Task objective: Write the records out again, keeping each line exactly as it is.

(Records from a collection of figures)
--- start ---
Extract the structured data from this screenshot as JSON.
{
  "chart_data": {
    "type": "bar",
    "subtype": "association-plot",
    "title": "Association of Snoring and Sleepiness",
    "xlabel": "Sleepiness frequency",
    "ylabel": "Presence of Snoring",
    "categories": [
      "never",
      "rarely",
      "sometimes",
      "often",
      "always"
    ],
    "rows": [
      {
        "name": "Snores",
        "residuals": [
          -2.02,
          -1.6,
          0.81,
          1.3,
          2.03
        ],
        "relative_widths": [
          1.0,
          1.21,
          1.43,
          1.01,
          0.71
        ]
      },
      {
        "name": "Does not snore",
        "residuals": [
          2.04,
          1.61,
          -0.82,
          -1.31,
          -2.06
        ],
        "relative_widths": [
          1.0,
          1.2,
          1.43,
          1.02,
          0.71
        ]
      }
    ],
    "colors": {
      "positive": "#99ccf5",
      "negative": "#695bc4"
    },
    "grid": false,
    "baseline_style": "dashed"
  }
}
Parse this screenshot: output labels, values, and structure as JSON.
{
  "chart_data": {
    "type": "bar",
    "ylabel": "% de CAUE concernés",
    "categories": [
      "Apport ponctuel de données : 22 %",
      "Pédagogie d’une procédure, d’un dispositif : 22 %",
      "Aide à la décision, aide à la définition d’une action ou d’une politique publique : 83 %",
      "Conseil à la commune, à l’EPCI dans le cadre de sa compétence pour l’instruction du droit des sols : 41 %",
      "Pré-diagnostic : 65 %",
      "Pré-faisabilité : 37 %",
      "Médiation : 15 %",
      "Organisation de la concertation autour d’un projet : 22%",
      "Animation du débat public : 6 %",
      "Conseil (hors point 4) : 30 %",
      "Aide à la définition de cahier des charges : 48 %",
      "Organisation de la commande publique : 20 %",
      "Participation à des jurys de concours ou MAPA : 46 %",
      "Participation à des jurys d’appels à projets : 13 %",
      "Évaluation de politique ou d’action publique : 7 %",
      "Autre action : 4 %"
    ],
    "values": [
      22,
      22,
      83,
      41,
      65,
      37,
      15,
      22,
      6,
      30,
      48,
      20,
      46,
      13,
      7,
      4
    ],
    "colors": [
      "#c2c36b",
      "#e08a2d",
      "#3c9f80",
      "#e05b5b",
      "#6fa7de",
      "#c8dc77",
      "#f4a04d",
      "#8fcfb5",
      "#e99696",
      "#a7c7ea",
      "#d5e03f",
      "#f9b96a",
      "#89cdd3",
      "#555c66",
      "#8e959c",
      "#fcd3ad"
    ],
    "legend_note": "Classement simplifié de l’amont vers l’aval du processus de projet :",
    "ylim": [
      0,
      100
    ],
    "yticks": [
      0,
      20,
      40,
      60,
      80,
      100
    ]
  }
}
--- end ---
Correct result:
Extract the structured data from this screenshot as JSON.
{
  "chart_data": {
    "type": "bar",
    "subtype": "association-plot",
    "title": "Association of Snoring and Sleepiness",
    "xlabel": "Sleepiness frequency",
    "ylabel": "Presence of Snoring",
    "categories": [
      "never",
      "rarely",
      "sometimes",
      "often",
      "always"
    ],
    "rows": [
      {
        "name": "Snores",
        "residuals": [
          -2.02,
          -1.6,
          0.81,
          1.3,
          2.03
        ],
        "relative_widths": [
          1.0,
          1.21,
          1.43,
          1.01,
          0.71
        ]
      },
      {
        "name": "Does not snore",
        "residuals": [
          2.04,
          1.61,
          -0.82,
          -1.31,
          -2.06
        ],
        "relative_widths": [
          1.0,
          1.2,
          1.43,
          1.02,
          0.71
        ]
      }
    ],
    "colors": {
      "positive": "#99ccf5",
      "negative": "#695bc4"
    },
    "grid": false,
    "baseline_style": "dashed"
  }
}
Parse this screenshot: output labels, values, and structure as JSON.
{
  "chart_data": {
    "type": "bar",
    "ylabel": "% de CAUE concernés",
    "categories": [
      "Apport ponctuel de données : 22 %",
      "Pédagogie d’une procédure, d’un dispositif : 22 %",
      "Aide à la décision, aide à la définition d’une action ou d’une politique publique : 83 %",
      "Conseil à la commune, à l’EPCI dans le cadre de sa compétence pour l’instruction du droit des sols : 41 %",
      "Pré-diagnostic : 65 %",
      "Pré-faisabilité : 37 %",
      "Médiation : 15 %",
      "Organisation de la concertation autour d’un projet : 22%",
      "Animation du débat public : 6 %",
      "Conseil (hors point 4) : 30 %",
      "Aide à la définition de cahier des charges : 48 %",
      "Organisation de la commande publique : 20 %",
      "Participation à des jurys de concours ou MAPA : 46 %",
      "Participation à des jurys d’appels à projets : 13 %",
      "Évaluation de politique ou d’action publique : 7 %",
      "Autre action : 4 %"
    ],
    "values": [
      22,
      22,
      83,
      41,
      65,
      37,
      15,
      22,
      6,
      30,
      48,
      20,
      46,
      13,
      7,
      4
    ],
    "colors": [
      "#c2c36b",
      "#e08a2d",
      "#3c9f80",
      "#e05b5b",
      "#6fa7de",
      "#c8dc77",
      "#f4a04d",
      "#8fcfb5",
      "#e99696",
      "#a7c7ea",
      "#d5e03f",
      "#f9b96a",
      "#89cdd3",
      "#555c66",
      "#8e959c",
      "#fcd3ad"
    ],
    "legend_note": "Classement simplifié de l’amont vers l’aval du processus de projet :",
    "ylim": [
      0,
      100
    ],
    "yticks": [
      0,
      20,
      40,
      60,
      80,
      100
    ]
  }
}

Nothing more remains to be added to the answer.